--- Ziel ---
Gib die Zeilen aller folgenden Einträge als Markdown-Tabelle mit den Spalten „Nummer“ und „Zeile“ aus und lass Leerzeilen weg.

:: Einträge zur Bearbeitung

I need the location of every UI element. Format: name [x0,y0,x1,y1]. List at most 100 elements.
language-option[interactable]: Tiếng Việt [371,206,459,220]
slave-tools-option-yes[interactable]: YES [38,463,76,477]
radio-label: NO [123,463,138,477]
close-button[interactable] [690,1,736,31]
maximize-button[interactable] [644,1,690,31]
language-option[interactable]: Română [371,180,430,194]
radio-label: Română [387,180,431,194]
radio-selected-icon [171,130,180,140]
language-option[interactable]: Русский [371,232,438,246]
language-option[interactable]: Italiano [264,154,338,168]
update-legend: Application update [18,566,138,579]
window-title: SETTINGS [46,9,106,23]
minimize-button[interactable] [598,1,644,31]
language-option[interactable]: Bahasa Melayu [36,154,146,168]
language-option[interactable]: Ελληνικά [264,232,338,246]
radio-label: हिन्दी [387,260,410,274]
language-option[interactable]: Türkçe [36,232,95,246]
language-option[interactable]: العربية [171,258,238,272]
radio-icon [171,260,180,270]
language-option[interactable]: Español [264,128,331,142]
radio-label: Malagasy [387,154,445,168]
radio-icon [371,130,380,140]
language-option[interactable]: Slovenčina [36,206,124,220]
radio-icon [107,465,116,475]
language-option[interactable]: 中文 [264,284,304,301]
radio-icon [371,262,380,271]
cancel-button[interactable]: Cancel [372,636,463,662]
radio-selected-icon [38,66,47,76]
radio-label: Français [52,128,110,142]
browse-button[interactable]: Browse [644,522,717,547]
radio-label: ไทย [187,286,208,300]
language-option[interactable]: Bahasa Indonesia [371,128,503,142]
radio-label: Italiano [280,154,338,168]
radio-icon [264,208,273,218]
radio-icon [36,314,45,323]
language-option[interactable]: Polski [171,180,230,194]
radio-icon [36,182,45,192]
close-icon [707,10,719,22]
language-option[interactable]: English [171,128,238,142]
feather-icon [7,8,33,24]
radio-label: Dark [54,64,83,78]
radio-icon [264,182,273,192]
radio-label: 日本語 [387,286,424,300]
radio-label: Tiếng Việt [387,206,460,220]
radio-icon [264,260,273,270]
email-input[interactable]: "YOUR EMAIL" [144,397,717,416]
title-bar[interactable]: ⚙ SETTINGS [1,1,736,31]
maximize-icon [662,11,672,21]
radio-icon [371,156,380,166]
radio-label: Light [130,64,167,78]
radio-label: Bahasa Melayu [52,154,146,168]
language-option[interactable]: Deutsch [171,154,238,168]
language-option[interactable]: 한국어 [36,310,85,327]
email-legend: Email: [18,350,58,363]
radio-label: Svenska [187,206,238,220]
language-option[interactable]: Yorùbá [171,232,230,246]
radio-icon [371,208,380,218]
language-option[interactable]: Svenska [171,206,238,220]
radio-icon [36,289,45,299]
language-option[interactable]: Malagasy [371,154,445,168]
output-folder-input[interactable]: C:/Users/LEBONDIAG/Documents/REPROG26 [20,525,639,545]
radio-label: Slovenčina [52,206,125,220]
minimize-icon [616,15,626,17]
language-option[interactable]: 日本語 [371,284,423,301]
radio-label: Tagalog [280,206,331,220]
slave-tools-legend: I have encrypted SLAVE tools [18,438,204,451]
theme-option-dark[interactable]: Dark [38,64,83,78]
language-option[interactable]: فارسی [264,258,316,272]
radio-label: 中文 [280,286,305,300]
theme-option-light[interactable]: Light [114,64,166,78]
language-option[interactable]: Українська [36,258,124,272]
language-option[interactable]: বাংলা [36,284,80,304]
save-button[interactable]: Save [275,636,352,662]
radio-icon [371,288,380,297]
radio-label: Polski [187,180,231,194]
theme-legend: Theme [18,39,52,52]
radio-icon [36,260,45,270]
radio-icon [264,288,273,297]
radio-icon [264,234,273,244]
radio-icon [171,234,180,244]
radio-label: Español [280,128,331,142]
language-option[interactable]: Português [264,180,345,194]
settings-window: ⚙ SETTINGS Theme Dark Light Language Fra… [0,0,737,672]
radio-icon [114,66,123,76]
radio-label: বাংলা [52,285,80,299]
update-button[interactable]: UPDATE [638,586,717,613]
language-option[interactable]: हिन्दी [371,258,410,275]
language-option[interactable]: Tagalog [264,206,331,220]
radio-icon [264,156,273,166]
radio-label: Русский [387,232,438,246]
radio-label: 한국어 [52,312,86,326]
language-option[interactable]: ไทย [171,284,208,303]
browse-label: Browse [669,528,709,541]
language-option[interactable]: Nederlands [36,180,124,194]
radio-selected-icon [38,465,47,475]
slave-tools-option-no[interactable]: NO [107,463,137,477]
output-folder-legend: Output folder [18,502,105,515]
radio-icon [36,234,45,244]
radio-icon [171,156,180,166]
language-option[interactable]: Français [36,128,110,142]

::::

--- Ergebnis ---
| Nummer | Zeile |
|---|---|
| 1 | I need the location of every UI element. Format: name [x0,y0,x1,y1]. List at most 100 elements. |
| 2 | language-option[interactable]: Tiếng Việt [371,206,459,220] |
| 3 | slave-tools-option-yes[interactable]: YES [38,463,76,477] |
| 4 | radio-label: NO [123,463,138,477] |
| 5 | close-button[interactable] [690,1,736,31] |
| 6 | maximize-button[interactable] [644,1,690,31] |
| 7 | language-option[interactable]: Română [371,180,430,194] |
| 8 | radio-label: Română [387,180,431,194] |
| 9 | radio-selected-icon [171,130,180,140] |
| 10 | language-option[interactable]: Русский [371,232,438,246] |
| 11 | language-option[interactable]: Italiano [264,154,338,168] |
| 12 | update-legend: Application update [18,566,138,579] |
| 13 | window-title: SETTINGS [46,9,106,23] |
| 14 | minimize-button[interactable] [598,1,644,31] |
| 15 | language-option[interactable]: Bahasa Melayu [36,154,146,168] |
| 16 | language-option[interactable]: Ελληνικά [264,232,338,246] |
| 17 | radio-label: हिन्दी [387,260,410,274] |
| 18 | language-option[interactable]: Türkçe [36,232,95,246] |
| 19 | language-option[interactable]: العربية [171,258,238,272] |
| 20 | radio-icon [171,260,180,270] |
| 21 | language-option[interactable]: Español [264,128,331,142] |
| 22 | radio-label: Malagasy [387,154,445,168] |
| 23 | radio-icon [371,130,380,140] |
| 24 | language-option[interactable]: Slovenčina [36,206,124,220] |
| 25 | radio-icon [107,465,116,475] |
| 26 | language-option[interactable]: 中文 [264,284,304,301] |
| 27 | radio-icon [371,262,380,271] |
| 28 | cancel-button[interactable]: Cancel [372,636,463,662] |
| 29 | radio-selected-icon [38,66,47,76] |
| 30 | radio-label: Français [52,128,110,142] |
| 31 | browse-button[interactable]: Browse [644,522,717,547] |
| 32 | radio-label: ไทย [187,286,208,300] |
| 33 | language-option[interactable]: Bahasa Indonesia [371,128,503,142] |
| 34 | radio-label: Italiano [280,154,338,168] |
| 35 | radio-icon [264,208,273,218] |
| 36 | radio-icon [36,314,45,323] |
| 37 | language-option[interactable]: Polski [171,180,230,194] |
| 38 | radio-icon [36,182,45,192] |
| 39 | close-icon [707,10,719,22] |
| 40 | language-option[interactable]: English [171,128,238,142] |
| 41 | feather-icon [7,8,33,24] |
| 42 | radio-label: Dark [54,64,83,78] |
| 43 | radio-icon [264,182,273,192] |
| 44 | radio-label: 日本語 [387,286,424,300] |
| 45 | radio-label: Tiếng Việt [387,206,460,220] |
| 46 | radio-icon [264,260,273,270] |
| 47 | email-input[interactable]: "YOUR EMAIL" [144,397,717,416] |
| 48 | title-bar[interactable]: ⚙ SETTINGS [1,1,736,31] |
| 49 | maximize-icon [662,11,672,21] |
| 50 | radio-icon [371,156,380,166] |
| 51 | radio-label: Light [130,64,167,78] |
| 52 | radio-label: Bahasa Melayu [52,154,146,168] |
| 53 | language-option[interactable]: Deutsch [171,154,238,168] |
| 54 | language-option[interactable]: 한국어 [36,310,85,327] |
| 55 | email-legend: Email: [18,350,58,363] |
| 56 | radio-label: Svenska [187,206,238,220] |
| 57 | language-option[interactable]: Yorùbá [171,232,230,246] |
| 58 | radio-icon [371,208,380,218] |
| 59 | language-option[interactable]: Svenska [171,206,238,220] |
| 60 | radio-icon [36,289,45,299] |
| 61 | language-option[interactable]: Malagasy [371,154,445,168] |
| 62 | output-folder-input[interactable]: C:/Users/LEBONDIAG/Documents/REPROG26 [20,525,639,545] |
| 63 | radio-label: Slovenčina [52,206,125,220] |
| 64 | minimize-icon [616,15,626,17] |
| 65 | language-option[interactable]: 日本語 [371,284,423,301] |
| 66 | radio-label: Tagalog [280,206,331,220] |
| 67 | slave-tools-legend: I have encrypted SLAVE tools [18,438,204,451] |
| 68 | theme-option-dark[interactable]: Dark [38,64,83,78] |
| 69 | language-option[interactable]: فارسی [264,258,316,272] |
| 70 | radio-label: 中文 [280,286,305,300] |
| 71 | theme-option-light[interactable]: Light [114,64,166,78] |
| 72 | language-option[interactable]: Українська [36,258,124,272] |
| 73 | language-option[interactable]: বাংলা [36,284,80,304] |
| 74 | save-button[interactable]: Save [275,636,352,662] |
| 75 | radio-icon [371,288,380,297] |
| 76 | radio-label: Polski [187,180,231,194] |
| 77 | theme-legend: Theme [18,39,52,52] |
| 78 | radio-icon [36,260,45,270] |
| 79 | radio-icon [264,288,273,297] |
| 80 | radio-icon [264,234,273,244] |
| 81 | radio-icon [171,234,180,244] |
| 82 | radio-label: Español [280,128,331,142] |
| 83 | language-option[interactable]: Português [264,180,345,194] |
| 84 | settings-window: ⚙ SETTINGS Theme Dark Light Language Fra… [0,0,737,672] |
| 85 | radio-icon [114,66,123,76] |
| 86 | radio-label: বাংলা [52,285,80,299] |
| 87 | update-button[interactable]: UPDATE [638,586,717,613] |
| 88 | language-option[interactable]: हिन्दी [371,258,410,275] |
| 89 | language-option[interactable]: Tagalog [264,206,331,220] |
| 90 | radio-icon [264,156,273,166] |
| 91 | radio-label: Русский [387,232,438,246] |
| 92 | radio-label: 한국어 [52,312,86,326] |
| 93 | language-option[interactable]: ไทย [171,284,208,303] |
| 94 | browse-label: Browse [669,528,709,541] |
| 95 | language-option[interactable]: Nederlands [36,180,124,194] |
| 96 | radio-selected-icon [38,465,47,475] |
| 97 | slave-tools-option-no[interactable]: NO [107,463,137,477] |
| 98 | output-folder-legend: Output folder [18,502,105,515] |
| 99 | radio-icon [36,234,45,244] |
| 100 | radio-icon [171,156,180,166] |
| 101 | language-option[interactable]: Français [36,128,110,142] |